** Extracted data follows **
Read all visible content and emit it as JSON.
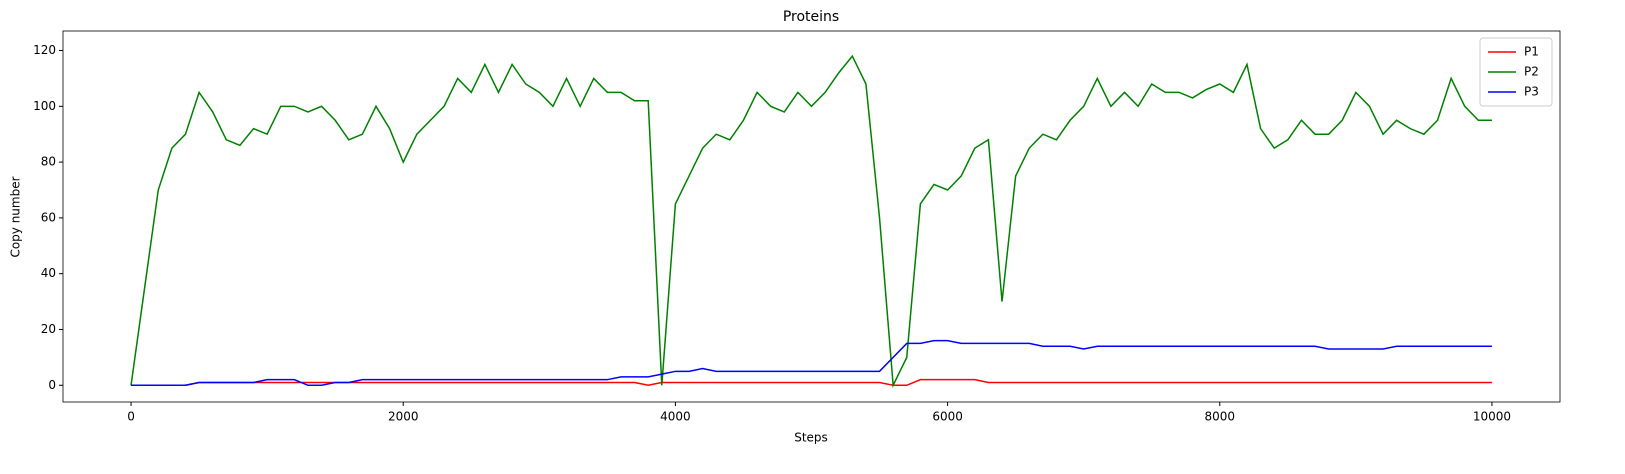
{
  "chart_data": {
    "type": "line",
    "title": "Proteins",
    "x_label": "Steps",
    "y_label": "Copy number",
    "x": [
      0,
      100,
      200,
      300,
      400,
      500,
      600,
      700,
      800,
      900,
      1000,
      1100,
      1200,
      1300,
      1400,
      1500,
      1600,
      1700,
      1800,
      1900,
      2000,
      2100,
      2200,
      2300,
      2400,
      2500,
      2600,
      2700,
      2800,
      2900,
      3000,
      3100,
      3200,
      3300,
      3400,
      3500,
      3600,
      3700,
      3800,
      3900,
      4000,
      4100,
      4200,
      4300,
      4400,
      4500,
      4600,
      4700,
      4800,
      4900,
      5000,
      5100,
      5200,
      5300,
      5400,
      5500,
      5600,
      5700,
      5800,
      5900,
      6000,
      6100,
      6200,
      6300,
      6400,
      6500,
      6600,
      6700,
      6800,
      6900,
      7000,
      7100,
      7200,
      7300,
      7400,
      7500,
      7600,
      7700,
      7800,
      7900,
      8000,
      8100,
      8200,
      8300,
      8400,
      8500,
      8600,
      8700,
      8800,
      8900,
      9000,
      9100,
      9200,
      9300,
      9400,
      9500,
      9600,
      9700,
      9800,
      9900,
      10000
    ],
    "series": [
      {
        "name": "P1",
        "color": "#ff0000",
        "values": [
          0,
          0,
          0,
          0,
          0,
          1,
          1,
          1,
          1,
          1,
          1,
          1,
          1,
          1,
          1,
          1,
          1,
          1,
          1,
          1,
          1,
          1,
          1,
          1,
          1,
          1,
          1,
          1,
          1,
          1,
          1,
          1,
          1,
          1,
          1,
          1,
          1,
          1,
          0,
          1,
          1,
          1,
          1,
          1,
          1,
          1,
          1,
          1,
          1,
          1,
          1,
          1,
          1,
          1,
          1,
          1,
          0,
          0,
          2,
          2,
          2,
          2,
          2,
          1,
          1,
          1,
          1,
          1,
          1,
          1,
          1,
          1,
          1,
          1,
          1,
          1,
          1,
          1,
          1,
          1,
          1,
          1,
          1,
          1,
          1,
          1,
          1,
          1,
          1,
          1,
          1,
          1,
          1,
          1,
          1,
          1,
          1,
          1,
          1,
          1,
          1
        ]
      },
      {
        "name": "P2",
        "color": "#008000",
        "values": [
          0,
          35,
          70,
          85,
          90,
          105,
          98,
          88,
          86,
          92,
          90,
          100,
          100,
          98,
          100,
          95,
          88,
          90,
          100,
          92,
          80,
          90,
          95,
          100,
          110,
          105,
          115,
          105,
          115,
          108,
          105,
          100,
          110,
          100,
          110,
          105,
          105,
          102,
          102,
          0,
          65,
          75,
          85,
          90,
          88,
          95,
          105,
          100,
          98,
          105,
          100,
          105,
          112,
          118,
          108,
          60,
          0,
          10,
          65,
          72,
          70,
          75,
          85,
          88,
          30,
          75,
          85,
          90,
          88,
          95,
          100,
          110,
          100,
          105,
          100,
          108,
          105,
          105,
          103,
          106,
          108,
          105,
          115,
          92,
          85,
          88,
          95,
          90,
          90,
          95,
          105,
          100,
          90,
          95,
          92,
          90,
          95,
          110,
          100,
          95,
          95
        ]
      },
      {
        "name": "P3",
        "color": "#0000ff",
        "values": [
          0,
          0,
          0,
          0,
          0,
          1,
          1,
          1,
          1,
          1,
          2,
          2,
          2,
          0,
          0,
          1,
          1,
          2,
          2,
          2,
          2,
          2,
          2,
          2,
          2,
          2,
          2,
          2,
          2,
          2,
          2,
          2,
          2,
          2,
          2,
          2,
          3,
          3,
          3,
          4,
          5,
          5,
          6,
          5,
          5,
          5,
          5,
          5,
          5,
          5,
          5,
          5,
          5,
          5,
          5,
          5,
          10,
          15,
          15,
          16,
          16,
          15,
          15,
          15,
          15,
          15,
          15,
          14,
          14,
          14,
          13,
          14,
          14,
          14,
          14,
          14,
          14,
          14,
          14,
          14,
          14,
          14,
          14,
          14,
          14,
          14,
          14,
          14,
          13,
          13,
          13,
          13,
          13,
          14,
          14,
          14,
          14,
          14,
          14,
          14,
          14
        ]
      }
    ],
    "xlim": [
      -500,
      10500
    ],
    "ylim": [
      -6,
      127
    ],
    "xticks": [
      0,
      2000,
      4000,
      6000,
      8000,
      10000
    ],
    "yticks": [
      0,
      20,
      40,
      60,
      80,
      100,
      120
    ],
    "legend": "upper right"
  }
}
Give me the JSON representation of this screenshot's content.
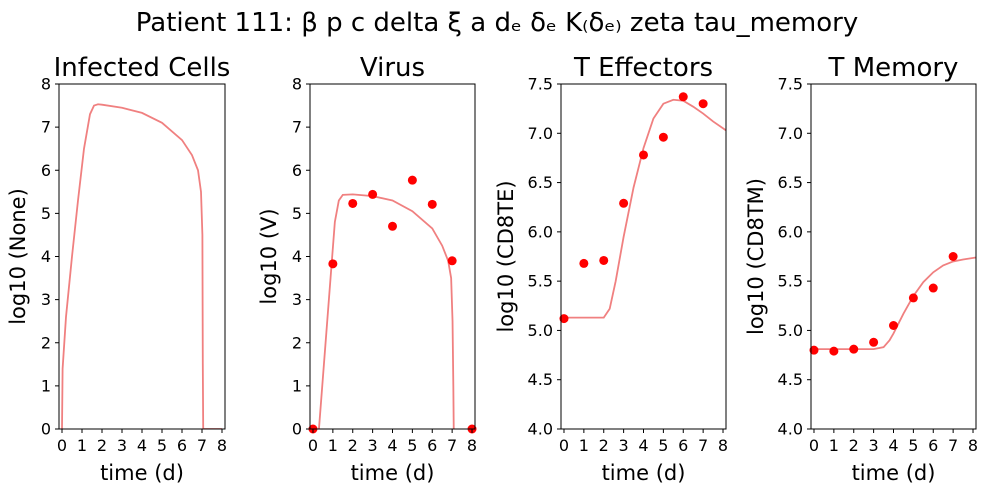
{
  "figure": {
    "suptitle": "Patient 111: β p c delta ξ a dₑ δₑ K₍δₑ₎ zeta tau_memory"
  },
  "colors": {
    "model_line": "#f08080",
    "observations": "#ff0000"
  },
  "chart_data": [
    {
      "type": "line",
      "title": "Infected Cells",
      "xlabel": "time (d)",
      "ylabel": "log10 (None)",
      "xlim": [
        -0.15,
        8.15
      ],
      "ylim": [
        0,
        8
      ],
      "xticks": [
        0,
        1,
        2,
        3,
        4,
        5,
        6,
        7,
        8
      ],
      "yticks": [
        0,
        1,
        2,
        3,
        4,
        5,
        6,
        7,
        8
      ],
      "ytick_labels": [
        "0",
        "1",
        "2",
        "3",
        "4",
        "5",
        "6",
        "7",
        "8"
      ],
      "grid": false,
      "series": [
        {
          "kind": "line",
          "x": [
            0,
            0.03,
            0.2,
            0.5,
            0.8,
            1.1,
            1.4,
            1.6,
            1.8,
            2.0,
            3.0,
            4.0,
            5.0,
            6.0,
            6.5,
            6.8,
            6.95,
            7.02,
            7.04,
            7.06,
            8.0
          ],
          "y": [
            0,
            1.4,
            2.6,
            4.0,
            5.3,
            6.5,
            7.3,
            7.5,
            7.53,
            7.52,
            7.45,
            7.33,
            7.1,
            6.7,
            6.35,
            6.0,
            5.5,
            4.5,
            1.5,
            0,
            0
          ]
        }
      ]
    },
    {
      "type": "line",
      "title": "Virus",
      "xlabel": "time (d)",
      "ylabel": "log10 (V)",
      "xlim": [
        -0.15,
        8.15
      ],
      "ylim": [
        0,
        8
      ],
      "xticks": [
        0,
        1,
        2,
        3,
        4,
        5,
        6,
        7,
        8
      ],
      "yticks": [
        0,
        1,
        2,
        3,
        4,
        5,
        6,
        7,
        8
      ],
      "ytick_labels": [
        "0",
        "1",
        "2",
        "3",
        "4",
        "5",
        "6",
        "7",
        "8"
      ],
      "grid": false,
      "series": [
        {
          "kind": "line",
          "x": [
            0.3,
            0.6,
            0.9,
            1.1,
            1.3,
            1.5,
            2.0,
            3.0,
            4.0,
            5.0,
            6.0,
            6.5,
            6.8,
            6.95,
            7.02,
            7.06,
            7.08
          ],
          "y": [
            0,
            1.8,
            3.6,
            4.8,
            5.3,
            5.43,
            5.44,
            5.4,
            5.3,
            5.05,
            4.65,
            4.25,
            3.9,
            3.5,
            2.5,
            1.0,
            0
          ]
        },
        {
          "kind": "scatter",
          "x": [
            0,
            1,
            2,
            3,
            4,
            5,
            6,
            7,
            8
          ],
          "y": [
            0,
            3.83,
            5.23,
            5.44,
            4.7,
            5.77,
            5.21,
            3.9,
            0
          ]
        }
      ]
    },
    {
      "type": "line",
      "title": "T Effectors",
      "xlabel": "time (d)",
      "ylabel": "log10 (CD8TE)",
      "xlim": [
        -0.15,
        8.15
      ],
      "ylim": [
        4.0,
        7.5
      ],
      "xticks": [
        0,
        1,
        2,
        3,
        4,
        5,
        6,
        7,
        8
      ],
      "yticks": [
        4.0,
        4.5,
        5.0,
        5.5,
        6.0,
        6.5,
        7.0,
        7.5
      ],
      "ytick_labels": [
        "4.0",
        "4.5",
        "5.0",
        "5.5",
        "6.0",
        "6.5",
        "7.0",
        "7.5"
      ],
      "grid": false,
      "series": [
        {
          "kind": "line",
          "x": [
            -0.15,
            1.0,
            2.0,
            2.3,
            2.6,
            3.0,
            3.5,
            4.0,
            4.5,
            5.0,
            5.5,
            6.0,
            6.5,
            7.0,
            7.5,
            8.15
          ],
          "y": [
            5.13,
            5.13,
            5.13,
            5.22,
            5.5,
            5.95,
            6.45,
            6.85,
            7.15,
            7.3,
            7.34,
            7.33,
            7.27,
            7.2,
            7.12,
            7.03
          ]
        },
        {
          "kind": "scatter",
          "x": [
            0,
            1,
            2,
            3,
            4,
            5,
            6,
            7
          ],
          "y": [
            5.12,
            5.68,
            5.71,
            6.29,
            6.78,
            6.96,
            7.37,
            7.3
          ]
        }
      ]
    },
    {
      "type": "line",
      "title": "T Memory",
      "xlabel": "time (d)",
      "ylabel": "log10 (CD8TM)",
      "xlim": [
        -0.15,
        8.15
      ],
      "ylim": [
        4.0,
        7.5
      ],
      "xticks": [
        0,
        1,
        2,
        3,
        4,
        5,
        6,
        7,
        8
      ],
      "yticks": [
        4.0,
        4.5,
        5.0,
        5.5,
        6.0,
        6.5,
        7.0,
        7.5
      ],
      "ytick_labels": [
        "4.0",
        "4.5",
        "5.0",
        "5.5",
        "6.0",
        "6.5",
        "7.0",
        "7.5"
      ],
      "grid": false,
      "series": [
        {
          "kind": "line",
          "x": [
            -0.15,
            1.0,
            2.0,
            3.0,
            3.5,
            3.8,
            4.0,
            4.5,
            5.0,
            5.5,
            6.0,
            6.5,
            7.0,
            7.5,
            8.15
          ],
          "y": [
            4.81,
            4.81,
            4.81,
            4.81,
            4.83,
            4.9,
            4.97,
            5.17,
            5.35,
            5.49,
            5.59,
            5.66,
            5.7,
            5.72,
            5.74
          ]
        },
        {
          "kind": "scatter",
          "x": [
            0,
            1,
            2,
            3,
            4,
            5,
            6,
            7
          ],
          "y": [
            4.8,
            4.79,
            4.81,
            4.88,
            5.05,
            5.33,
            5.43,
            5.75
          ]
        }
      ]
    }
  ]
}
** End of Extracted data **
## Task description
Could you copy each line in the listing above that includes the word "JSON"?

## Finished task
Read all visible content and emit it as JSON.
Give me the JSON representation of this screenshot's content.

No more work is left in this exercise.